Using the entries below, output exactly the line containing "Give me the" and all lines that follow it to the end.

(Items listed in a dataset)
»»

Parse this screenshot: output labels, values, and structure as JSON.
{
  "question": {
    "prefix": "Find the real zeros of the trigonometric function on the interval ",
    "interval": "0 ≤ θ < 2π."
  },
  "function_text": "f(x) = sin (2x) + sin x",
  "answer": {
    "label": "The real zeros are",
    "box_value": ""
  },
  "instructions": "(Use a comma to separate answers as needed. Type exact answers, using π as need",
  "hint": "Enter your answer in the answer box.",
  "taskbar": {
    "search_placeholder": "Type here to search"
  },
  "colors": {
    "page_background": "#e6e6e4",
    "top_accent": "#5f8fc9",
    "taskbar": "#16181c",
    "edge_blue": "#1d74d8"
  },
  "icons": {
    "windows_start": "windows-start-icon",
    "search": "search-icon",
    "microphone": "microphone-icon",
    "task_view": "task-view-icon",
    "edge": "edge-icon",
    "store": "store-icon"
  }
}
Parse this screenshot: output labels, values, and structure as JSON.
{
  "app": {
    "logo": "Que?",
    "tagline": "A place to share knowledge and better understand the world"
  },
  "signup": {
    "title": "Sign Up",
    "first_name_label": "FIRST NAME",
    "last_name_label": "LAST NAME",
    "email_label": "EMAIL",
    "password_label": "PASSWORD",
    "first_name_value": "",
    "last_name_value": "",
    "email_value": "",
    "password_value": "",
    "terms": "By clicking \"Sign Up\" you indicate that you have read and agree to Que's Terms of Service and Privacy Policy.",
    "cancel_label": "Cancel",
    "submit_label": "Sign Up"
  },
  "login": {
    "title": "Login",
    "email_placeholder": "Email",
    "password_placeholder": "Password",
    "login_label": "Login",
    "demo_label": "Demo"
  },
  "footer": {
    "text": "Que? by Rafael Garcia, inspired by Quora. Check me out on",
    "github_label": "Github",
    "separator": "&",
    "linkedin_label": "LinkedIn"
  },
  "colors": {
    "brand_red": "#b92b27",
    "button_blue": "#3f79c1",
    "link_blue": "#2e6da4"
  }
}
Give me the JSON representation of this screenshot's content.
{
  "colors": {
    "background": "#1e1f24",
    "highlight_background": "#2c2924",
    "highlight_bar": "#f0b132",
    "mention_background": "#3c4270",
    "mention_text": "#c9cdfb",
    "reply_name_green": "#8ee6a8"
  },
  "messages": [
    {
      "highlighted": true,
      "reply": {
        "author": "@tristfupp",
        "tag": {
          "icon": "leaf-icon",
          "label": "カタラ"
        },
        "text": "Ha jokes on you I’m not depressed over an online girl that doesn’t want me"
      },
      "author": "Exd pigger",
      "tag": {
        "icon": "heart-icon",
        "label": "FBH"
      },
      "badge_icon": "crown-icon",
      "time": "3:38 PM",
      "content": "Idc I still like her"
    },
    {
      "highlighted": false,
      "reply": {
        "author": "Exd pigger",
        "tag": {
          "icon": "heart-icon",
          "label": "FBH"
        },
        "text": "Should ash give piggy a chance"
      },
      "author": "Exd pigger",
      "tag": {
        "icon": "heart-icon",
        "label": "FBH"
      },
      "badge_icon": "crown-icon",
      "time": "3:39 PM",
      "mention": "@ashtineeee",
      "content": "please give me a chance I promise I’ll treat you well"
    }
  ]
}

««

# [Response for this exercise]
Give me the JSON representation of this screenshot's content.
{
  "colors": {
    "background": "#1e1f24",
    "highlight_background": "#2c2924",
    "highlight_bar": "#f0b132",
    "mention_background": "#3c4270",
    "mention_text": "#c9cdfb",
    "reply_name_green": "#8ee6a8"
  },
  "messages": [
    {
      "highlighted": true,
      "reply": {
        "author": "@tristfupp",
        "tag": {
          "icon": "leaf-icon",
          "label": "カタラ"
        },
        "text": "Ha jokes on you I’m not depressed over an online girl that doesn’t want me"
      },
      "author": "Exd pigger",
      "tag": {
        "icon": "heart-icon",
        "label": "FBH"
      },
      "badge_icon": "crown-icon",
      "time": "3:38 PM",
      "content": "Idc I still like her"
    },
    {
      "highlighted": false,
      "reply": {
        "author": "Exd pigger",
        "tag": {
          "icon": "heart-icon",
          "label": "FBH"
        },
        "text": "Should ash give piggy a chance"
      },
      "author": "Exd pigger",
      "tag": {
        "icon": "heart-icon",
        "label": "FBH"
      },
      "badge_icon": "crown-icon",
      "time": "3:39 PM",
      "mention": "@ashtineeee",
      "content": "please give me a chance I promise I’ll treat you well"
    }
  ]
}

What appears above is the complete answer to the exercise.